What you have to do:
Take the data that follows and retype it word for word.

Records for this task:
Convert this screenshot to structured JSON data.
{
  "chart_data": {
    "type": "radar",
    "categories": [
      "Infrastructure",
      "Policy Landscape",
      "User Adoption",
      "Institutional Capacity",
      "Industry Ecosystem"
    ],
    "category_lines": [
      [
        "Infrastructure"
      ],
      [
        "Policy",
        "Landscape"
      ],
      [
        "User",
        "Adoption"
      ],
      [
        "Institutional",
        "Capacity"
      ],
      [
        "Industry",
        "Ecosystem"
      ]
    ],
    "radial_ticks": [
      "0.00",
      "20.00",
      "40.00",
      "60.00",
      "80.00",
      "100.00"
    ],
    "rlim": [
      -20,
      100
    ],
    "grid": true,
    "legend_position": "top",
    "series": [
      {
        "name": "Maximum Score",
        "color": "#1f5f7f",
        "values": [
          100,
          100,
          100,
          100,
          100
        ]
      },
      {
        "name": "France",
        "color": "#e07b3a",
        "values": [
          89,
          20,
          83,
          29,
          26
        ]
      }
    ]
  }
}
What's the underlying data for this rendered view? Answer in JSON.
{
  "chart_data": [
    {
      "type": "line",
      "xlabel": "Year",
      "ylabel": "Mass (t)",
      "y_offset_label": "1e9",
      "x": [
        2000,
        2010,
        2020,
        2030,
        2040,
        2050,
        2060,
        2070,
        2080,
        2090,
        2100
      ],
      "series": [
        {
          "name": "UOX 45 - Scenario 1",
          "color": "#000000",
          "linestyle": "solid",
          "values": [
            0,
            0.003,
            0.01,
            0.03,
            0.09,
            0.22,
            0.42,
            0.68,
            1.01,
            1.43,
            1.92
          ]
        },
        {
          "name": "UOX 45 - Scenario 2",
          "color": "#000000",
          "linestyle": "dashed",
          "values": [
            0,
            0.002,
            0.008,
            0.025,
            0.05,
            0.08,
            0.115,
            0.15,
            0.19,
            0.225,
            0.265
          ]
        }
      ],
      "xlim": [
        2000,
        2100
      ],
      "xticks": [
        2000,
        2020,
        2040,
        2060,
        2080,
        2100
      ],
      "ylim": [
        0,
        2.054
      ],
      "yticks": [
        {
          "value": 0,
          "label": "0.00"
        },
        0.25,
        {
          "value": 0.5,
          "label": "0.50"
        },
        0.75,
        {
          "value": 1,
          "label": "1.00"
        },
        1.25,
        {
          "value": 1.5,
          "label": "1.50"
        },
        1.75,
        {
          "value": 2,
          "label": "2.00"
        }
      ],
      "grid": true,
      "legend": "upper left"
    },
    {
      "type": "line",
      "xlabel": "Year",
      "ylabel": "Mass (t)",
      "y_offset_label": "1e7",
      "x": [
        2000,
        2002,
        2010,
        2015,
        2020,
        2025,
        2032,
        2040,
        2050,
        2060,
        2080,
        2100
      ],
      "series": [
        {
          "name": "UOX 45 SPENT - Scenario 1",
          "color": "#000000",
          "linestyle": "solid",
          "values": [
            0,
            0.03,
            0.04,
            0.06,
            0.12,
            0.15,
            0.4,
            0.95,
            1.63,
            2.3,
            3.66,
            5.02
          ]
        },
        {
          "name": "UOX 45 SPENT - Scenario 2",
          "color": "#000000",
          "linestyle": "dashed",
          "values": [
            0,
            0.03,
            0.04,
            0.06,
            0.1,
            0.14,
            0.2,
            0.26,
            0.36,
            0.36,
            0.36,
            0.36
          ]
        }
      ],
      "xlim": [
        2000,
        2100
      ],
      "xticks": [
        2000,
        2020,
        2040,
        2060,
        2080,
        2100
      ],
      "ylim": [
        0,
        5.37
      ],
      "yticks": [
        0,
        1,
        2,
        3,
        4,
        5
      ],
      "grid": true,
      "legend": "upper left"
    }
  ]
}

Correct response:
Convert this screenshot to structured JSON data.
{
  "chart_data": {
    "type": "radar",
    "categories": [
      "Infrastructure",
      "Policy Landscape",
      "User Adoption",
      "Institutional Capacity",
      "Industry Ecosystem"
    ],
    "category_lines": [
      [
        "Infrastructure"
      ],
      [
        "Policy",
        "Landscape"
      ],
      [
        "User",
        "Adoption"
      ],
      [
        "Institutional",
        "Capacity"
      ],
      [
        "Industry",
        "Ecosystem"
      ]
    ],
    "radial_ticks": [
      "0.00",
      "20.00",
      "40.00",
      "60.00",
      "80.00",
      "100.00"
    ],
    "rlim": [
      -20,
      100
    ],
    "grid": true,
    "legend_position": "top",
    "series": [
      {
        "name": "Maximum Score",
        "color": "#1f5f7f",
        "values": [
          100,
          100,
          100,
          100,
          100
        ]
      },
      {
        "name": "France",
        "color": "#e07b3a",
        "values": [
          89,
          20,
          83,
          29,
          26
        ]
      }
    ]
  }
}
What's the underlying data for this rendered view? Answer in JSON.
{
  "chart_data": [
    {
      "type": "line",
      "xlabel": "Year",
      "ylabel": "Mass (t)",
      "y_offset_label": "1e9",
      "x": [
        2000,
        2010,
        2020,
        2030,
        2040,
        2050,
        2060,
        2070,
        2080,
        2090,
        2100
      ],
      "series": [
        {
          "name": "UOX 45 - Scenario 1",
          "color": "#000000",
          "linestyle": "solid",
          "values": [
            0,
            0.003,
            0.01,
            0.03,
            0.09,
            0.22,
            0.42,
            0.68,
            1.01,
            1.43,
            1.92
          ]
        },
        {
          "name": "UOX 45 - Scenario 2",
          "color": "#000000",
          "linestyle": "dashed",
          "values": [
            0,
            0.002,
            0.008,
            0.025,
            0.05,
            0.08,
            0.115,
            0.15,
            0.19,
            0.225,
            0.265
          ]
        }
      ],
      "xlim": [
        2000,
        2100
      ],
      "xticks": [
        2000,
        2020,
        2040,
        2060,
        2080,
        2100
      ],
      "ylim": [
        0,
        2.054
      ],
      "yticks": [
        {
          "value": 0,
          "label": "0.00"
        },
        0.25,
        {
          "value": 0.5,
          "label": "0.50"
        },
        0.75,
        {
          "value": 1,
          "label": "1.00"
        },
        1.25,
        {
          "value": 1.5,
          "label": "1.50"
        },
        1.75,
        {
          "value": 2,
          "label": "2.00"
        }
      ],
      "grid": true,
      "legend": "upper left"
    },
    {
      "type": "line",
      "xlabel": "Year",
      "ylabel": "Mass (t)",
      "y_offset_label": "1e7",
      "x": [
        2000,
        2002,
        2010,
        2015,
        2020,
        2025,
        2032,
        2040,
        2050,
        2060,
        2080,
        2100
      ],
      "series": [
        {
          "name": "UOX 45 SPENT - Scenario 1",
          "color": "#000000",
          "linestyle": "solid",
          "values": [
            0,
            0.03,
            0.04,
            0.06,
            0.12,
            0.15,
            0.4,
            0.95,
            1.63,
            2.3,
            3.66,
            5.02
          ]
        },
        {
          "name": "UOX 45 SPENT - Scenario 2",
          "color": "#000000",
          "linestyle": "dashed",
          "values": [
            0,
            0.03,
            0.04,
            0.06,
            0.1,
            0.14,
            0.2,
            0.26,
            0.36,
            0.36,
            0.36,
            0.36
          ]
        }
      ],
      "xlim": [
        2000,
        2100
      ],
      "xticks": [
        2000,
        2020,
        2040,
        2060,
        2080,
        2100
      ],
      "ylim": [
        0,
        5.37
      ],
      "yticks": [
        0,
        1,
        2,
        3,
        4,
        5
      ],
      "grid": true,
      "legend": "upper left"
    }
  ]
}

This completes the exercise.